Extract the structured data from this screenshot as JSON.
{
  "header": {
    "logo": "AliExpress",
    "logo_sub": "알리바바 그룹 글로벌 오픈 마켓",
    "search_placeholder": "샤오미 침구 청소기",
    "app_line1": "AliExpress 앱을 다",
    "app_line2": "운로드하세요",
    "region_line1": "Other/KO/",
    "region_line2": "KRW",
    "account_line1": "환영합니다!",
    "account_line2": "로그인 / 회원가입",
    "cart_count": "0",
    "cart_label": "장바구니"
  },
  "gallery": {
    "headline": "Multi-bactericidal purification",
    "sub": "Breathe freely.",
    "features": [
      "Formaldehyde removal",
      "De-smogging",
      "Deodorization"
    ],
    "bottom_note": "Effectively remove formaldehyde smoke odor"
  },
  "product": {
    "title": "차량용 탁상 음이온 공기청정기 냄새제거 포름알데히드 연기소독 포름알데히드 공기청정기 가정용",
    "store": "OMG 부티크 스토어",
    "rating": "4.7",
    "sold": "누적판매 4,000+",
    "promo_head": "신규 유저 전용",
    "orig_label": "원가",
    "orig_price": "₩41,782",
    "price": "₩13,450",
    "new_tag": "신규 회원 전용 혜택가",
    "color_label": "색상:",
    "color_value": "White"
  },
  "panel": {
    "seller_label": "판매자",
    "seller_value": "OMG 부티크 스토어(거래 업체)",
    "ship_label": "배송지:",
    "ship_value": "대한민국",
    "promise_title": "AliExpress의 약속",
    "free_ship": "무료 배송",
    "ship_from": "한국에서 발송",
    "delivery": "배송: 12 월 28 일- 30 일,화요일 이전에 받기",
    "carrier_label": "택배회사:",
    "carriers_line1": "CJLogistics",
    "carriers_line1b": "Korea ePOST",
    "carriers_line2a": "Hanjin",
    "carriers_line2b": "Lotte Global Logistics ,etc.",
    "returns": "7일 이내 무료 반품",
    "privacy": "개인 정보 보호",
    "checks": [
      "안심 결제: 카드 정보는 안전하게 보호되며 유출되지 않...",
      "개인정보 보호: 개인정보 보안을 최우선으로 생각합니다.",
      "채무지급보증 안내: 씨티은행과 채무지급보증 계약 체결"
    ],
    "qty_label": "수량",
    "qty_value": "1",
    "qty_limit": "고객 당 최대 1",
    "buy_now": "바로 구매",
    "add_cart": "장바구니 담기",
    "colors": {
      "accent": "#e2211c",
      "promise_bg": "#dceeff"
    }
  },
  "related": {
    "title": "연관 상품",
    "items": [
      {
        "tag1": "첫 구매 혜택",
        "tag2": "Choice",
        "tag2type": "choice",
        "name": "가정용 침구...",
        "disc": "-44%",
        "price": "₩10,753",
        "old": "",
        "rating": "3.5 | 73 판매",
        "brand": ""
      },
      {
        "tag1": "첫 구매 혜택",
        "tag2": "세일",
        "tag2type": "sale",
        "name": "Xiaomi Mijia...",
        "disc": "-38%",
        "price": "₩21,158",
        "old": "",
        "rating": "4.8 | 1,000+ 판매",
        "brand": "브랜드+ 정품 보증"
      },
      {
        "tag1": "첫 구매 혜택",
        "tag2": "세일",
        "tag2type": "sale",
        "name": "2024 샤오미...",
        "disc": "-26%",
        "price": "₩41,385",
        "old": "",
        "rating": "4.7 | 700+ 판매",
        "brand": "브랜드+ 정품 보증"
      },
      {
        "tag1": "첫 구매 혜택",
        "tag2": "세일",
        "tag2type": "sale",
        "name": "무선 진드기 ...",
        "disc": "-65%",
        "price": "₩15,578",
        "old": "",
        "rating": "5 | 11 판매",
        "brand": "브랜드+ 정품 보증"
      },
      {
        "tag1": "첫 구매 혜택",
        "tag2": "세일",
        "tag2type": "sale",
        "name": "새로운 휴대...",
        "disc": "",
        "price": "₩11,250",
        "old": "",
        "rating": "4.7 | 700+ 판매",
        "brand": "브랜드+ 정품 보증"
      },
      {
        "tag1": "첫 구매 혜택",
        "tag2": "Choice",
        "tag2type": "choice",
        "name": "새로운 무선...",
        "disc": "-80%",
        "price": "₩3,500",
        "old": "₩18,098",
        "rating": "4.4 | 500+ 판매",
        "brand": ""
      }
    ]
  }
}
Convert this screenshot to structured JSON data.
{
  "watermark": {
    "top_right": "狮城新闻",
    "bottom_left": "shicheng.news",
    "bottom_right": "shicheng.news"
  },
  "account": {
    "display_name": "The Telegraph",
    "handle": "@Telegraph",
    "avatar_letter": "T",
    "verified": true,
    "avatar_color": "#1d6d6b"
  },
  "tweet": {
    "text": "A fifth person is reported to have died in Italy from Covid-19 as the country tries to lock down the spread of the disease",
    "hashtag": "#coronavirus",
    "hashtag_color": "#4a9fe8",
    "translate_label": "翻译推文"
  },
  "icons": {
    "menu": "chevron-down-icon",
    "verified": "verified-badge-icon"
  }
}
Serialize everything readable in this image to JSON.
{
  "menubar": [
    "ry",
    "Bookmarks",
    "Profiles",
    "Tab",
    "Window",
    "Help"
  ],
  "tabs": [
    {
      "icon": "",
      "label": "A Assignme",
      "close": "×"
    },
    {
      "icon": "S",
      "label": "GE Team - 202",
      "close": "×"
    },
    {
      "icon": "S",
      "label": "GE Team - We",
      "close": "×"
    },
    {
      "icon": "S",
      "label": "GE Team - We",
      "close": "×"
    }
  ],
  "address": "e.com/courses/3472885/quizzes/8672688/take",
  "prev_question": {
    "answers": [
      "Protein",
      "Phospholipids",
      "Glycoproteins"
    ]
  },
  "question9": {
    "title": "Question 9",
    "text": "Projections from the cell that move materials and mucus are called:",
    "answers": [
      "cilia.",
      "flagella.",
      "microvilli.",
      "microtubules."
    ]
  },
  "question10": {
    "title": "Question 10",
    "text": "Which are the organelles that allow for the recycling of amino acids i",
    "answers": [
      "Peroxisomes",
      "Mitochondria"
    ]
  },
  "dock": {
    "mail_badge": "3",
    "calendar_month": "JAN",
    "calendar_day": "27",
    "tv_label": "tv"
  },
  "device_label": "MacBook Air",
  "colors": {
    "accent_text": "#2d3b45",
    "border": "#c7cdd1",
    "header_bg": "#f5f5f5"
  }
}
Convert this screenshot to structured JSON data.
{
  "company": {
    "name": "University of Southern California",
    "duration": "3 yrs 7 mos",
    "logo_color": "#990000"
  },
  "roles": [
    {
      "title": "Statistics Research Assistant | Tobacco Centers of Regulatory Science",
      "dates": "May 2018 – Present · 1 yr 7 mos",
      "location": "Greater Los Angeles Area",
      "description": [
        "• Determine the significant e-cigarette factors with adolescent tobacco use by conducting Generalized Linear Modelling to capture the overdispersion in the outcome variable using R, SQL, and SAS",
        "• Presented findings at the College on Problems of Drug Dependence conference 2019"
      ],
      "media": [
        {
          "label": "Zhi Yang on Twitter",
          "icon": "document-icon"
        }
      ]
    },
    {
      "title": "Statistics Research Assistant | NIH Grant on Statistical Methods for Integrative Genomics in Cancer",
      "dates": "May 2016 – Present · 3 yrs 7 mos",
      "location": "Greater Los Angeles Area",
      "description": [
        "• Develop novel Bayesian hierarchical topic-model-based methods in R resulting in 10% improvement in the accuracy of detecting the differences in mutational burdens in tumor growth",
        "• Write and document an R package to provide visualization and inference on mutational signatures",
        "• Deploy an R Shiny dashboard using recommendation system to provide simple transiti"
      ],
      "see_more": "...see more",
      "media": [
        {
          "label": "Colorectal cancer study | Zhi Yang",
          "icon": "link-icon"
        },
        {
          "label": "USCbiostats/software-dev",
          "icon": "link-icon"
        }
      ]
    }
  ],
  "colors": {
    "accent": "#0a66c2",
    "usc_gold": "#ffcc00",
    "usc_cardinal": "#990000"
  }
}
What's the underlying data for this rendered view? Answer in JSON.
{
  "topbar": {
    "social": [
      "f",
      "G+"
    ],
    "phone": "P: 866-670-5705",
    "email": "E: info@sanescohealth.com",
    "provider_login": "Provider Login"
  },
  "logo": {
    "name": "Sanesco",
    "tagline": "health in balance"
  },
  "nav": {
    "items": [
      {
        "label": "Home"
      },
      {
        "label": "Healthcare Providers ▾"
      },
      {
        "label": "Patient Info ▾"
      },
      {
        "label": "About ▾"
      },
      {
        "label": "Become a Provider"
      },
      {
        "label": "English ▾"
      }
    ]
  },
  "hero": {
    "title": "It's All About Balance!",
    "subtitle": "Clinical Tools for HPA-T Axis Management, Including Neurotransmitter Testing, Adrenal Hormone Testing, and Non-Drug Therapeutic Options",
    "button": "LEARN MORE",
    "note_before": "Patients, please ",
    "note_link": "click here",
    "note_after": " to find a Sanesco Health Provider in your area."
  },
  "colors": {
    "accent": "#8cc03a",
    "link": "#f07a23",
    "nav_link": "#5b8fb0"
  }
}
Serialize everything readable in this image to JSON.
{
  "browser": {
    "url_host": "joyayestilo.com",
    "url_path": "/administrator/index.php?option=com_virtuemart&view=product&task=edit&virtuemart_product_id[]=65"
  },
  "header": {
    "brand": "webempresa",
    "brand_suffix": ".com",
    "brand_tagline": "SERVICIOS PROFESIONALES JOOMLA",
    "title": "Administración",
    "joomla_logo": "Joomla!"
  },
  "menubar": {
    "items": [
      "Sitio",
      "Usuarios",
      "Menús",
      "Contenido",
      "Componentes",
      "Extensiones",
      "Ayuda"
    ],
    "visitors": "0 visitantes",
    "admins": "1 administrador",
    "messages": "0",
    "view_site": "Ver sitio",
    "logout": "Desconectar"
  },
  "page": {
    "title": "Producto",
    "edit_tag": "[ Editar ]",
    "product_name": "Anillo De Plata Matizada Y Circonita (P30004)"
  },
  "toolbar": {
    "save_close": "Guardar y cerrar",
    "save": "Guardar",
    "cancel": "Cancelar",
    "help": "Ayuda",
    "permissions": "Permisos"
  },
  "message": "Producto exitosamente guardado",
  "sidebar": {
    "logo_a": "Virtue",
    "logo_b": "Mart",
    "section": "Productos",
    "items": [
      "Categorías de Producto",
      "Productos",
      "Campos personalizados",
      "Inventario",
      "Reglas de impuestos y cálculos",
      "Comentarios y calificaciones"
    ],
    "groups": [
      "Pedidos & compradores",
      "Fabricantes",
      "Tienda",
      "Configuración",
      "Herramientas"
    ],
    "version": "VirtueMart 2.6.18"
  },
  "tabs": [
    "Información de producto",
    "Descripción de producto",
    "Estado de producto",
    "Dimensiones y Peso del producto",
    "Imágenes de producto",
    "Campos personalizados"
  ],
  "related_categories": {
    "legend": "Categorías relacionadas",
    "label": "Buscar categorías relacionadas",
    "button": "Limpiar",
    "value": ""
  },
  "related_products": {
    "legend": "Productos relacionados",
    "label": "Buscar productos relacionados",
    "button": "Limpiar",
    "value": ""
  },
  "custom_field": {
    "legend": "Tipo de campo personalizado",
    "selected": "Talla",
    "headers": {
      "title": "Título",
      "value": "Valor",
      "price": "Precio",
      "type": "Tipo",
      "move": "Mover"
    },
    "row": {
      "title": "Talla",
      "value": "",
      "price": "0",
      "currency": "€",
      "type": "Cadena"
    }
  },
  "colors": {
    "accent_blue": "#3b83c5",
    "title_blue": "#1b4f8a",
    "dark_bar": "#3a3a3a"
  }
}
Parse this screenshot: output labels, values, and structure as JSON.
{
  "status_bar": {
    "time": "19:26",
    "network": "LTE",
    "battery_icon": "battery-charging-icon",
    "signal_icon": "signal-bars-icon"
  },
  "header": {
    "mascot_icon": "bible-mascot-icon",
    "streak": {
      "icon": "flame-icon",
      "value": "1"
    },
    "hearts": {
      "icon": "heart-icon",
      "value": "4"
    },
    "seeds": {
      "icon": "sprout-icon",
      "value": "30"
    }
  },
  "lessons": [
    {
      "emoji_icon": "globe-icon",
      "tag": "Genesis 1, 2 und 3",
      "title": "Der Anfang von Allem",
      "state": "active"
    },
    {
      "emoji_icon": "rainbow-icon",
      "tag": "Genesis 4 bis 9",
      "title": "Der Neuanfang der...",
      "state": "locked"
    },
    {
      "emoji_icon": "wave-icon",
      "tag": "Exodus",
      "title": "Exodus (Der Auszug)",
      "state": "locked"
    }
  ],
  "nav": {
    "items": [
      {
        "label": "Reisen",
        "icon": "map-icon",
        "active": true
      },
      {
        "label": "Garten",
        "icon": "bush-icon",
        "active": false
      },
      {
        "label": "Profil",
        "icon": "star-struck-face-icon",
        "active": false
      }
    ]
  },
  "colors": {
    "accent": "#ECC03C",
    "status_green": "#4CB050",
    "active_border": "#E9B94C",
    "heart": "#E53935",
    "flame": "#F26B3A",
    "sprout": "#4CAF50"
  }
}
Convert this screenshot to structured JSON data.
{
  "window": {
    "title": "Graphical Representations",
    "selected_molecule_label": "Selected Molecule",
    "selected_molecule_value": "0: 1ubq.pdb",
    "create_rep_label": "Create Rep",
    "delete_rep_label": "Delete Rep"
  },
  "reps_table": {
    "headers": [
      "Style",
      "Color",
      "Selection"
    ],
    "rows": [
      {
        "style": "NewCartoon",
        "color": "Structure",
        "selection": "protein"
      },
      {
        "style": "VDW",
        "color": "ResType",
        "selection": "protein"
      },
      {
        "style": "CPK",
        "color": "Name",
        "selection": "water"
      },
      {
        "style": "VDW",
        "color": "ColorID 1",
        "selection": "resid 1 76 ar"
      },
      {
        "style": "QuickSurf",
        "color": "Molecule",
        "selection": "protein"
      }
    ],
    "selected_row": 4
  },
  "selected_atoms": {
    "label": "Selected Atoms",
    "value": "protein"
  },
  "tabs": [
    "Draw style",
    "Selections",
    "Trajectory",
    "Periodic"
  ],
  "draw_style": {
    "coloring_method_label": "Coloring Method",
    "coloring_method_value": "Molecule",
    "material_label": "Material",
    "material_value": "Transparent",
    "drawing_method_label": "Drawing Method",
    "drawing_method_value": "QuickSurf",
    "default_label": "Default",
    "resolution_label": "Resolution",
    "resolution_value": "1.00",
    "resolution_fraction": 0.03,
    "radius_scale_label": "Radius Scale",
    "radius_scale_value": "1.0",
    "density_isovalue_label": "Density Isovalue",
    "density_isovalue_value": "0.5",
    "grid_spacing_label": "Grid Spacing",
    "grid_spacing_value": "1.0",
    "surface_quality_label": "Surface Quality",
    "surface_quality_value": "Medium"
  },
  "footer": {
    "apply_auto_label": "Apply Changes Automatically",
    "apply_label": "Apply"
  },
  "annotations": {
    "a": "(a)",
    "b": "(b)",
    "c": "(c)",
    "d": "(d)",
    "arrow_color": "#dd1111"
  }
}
____________
> [What the task requires]
Would you please return all lines from the listing above that contain "Telegraph"?

> [Finished exercise]
    "display_name": "The Telegraph",
    "handle": "@Telegraph",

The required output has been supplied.